_Data listing_

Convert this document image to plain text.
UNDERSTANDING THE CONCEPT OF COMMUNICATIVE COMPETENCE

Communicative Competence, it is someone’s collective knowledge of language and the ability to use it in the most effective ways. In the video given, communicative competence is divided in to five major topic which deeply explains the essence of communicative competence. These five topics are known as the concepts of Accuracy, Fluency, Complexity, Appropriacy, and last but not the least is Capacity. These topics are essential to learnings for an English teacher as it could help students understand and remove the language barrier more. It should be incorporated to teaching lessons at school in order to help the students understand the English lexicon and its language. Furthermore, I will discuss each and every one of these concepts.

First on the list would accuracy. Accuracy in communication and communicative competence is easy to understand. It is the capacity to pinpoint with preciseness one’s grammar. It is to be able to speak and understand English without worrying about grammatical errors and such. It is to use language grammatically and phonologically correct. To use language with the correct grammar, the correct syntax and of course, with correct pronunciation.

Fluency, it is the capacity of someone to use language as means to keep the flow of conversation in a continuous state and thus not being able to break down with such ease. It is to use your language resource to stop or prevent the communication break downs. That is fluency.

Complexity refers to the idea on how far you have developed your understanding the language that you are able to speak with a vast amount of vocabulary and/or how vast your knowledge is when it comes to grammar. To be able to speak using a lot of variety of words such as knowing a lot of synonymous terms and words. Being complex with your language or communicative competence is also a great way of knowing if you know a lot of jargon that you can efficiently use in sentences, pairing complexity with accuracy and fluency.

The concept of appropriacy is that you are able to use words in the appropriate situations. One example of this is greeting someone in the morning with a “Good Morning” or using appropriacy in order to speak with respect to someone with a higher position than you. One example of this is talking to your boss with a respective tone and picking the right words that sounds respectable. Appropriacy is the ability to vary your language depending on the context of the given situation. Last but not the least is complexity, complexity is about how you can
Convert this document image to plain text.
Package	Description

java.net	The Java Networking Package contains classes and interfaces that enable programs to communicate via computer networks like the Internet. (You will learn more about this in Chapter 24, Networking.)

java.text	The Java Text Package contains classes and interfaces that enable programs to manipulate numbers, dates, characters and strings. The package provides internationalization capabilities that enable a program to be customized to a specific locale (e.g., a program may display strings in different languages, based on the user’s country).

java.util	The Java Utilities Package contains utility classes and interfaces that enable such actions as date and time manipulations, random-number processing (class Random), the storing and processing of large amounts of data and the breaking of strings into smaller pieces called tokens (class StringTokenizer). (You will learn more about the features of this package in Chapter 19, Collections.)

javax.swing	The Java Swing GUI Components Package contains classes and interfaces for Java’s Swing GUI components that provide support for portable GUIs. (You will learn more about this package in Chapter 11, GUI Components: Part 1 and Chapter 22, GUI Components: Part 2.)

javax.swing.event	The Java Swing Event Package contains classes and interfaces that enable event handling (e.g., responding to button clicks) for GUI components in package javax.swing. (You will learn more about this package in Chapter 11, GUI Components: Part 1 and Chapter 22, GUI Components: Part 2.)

_Prompt_
Find the lines that include the string "order", then copy each of them.

_Full output_
Communicative Competence, it is someone’s collective knowledge of language and the ability to use it in the most effective ways. In the video given, communicative competence is divided in to five major topic which deeply explains the essence of communicative competence. These five topics are known as the concepts of Accuracy, Fluency, Complexity, Appropriacy, and last but not the least is Capacity. These topics are essential to learnings for an English teacher as it could help students understand and remove the language barrier more. It should be incorporated to teaching lessons at school in order to help the students understand the English lexicon and its language. Furthermore, I will discuss each and every one of these concepts.
The concept of appropriacy is that you are able to use words in the appropriate situations. One example of this is greeting someone in the morning with a “Good Morning” or using appropriacy in order to speak with respect to someone with a higher position than you. One example of this is talking to your boss with a respective tone and picking the right words that sounds respectable. Appropriacy is the ability to vary your language depending on the context of the given situation. Last but not the least is complexity, complexity is about how you can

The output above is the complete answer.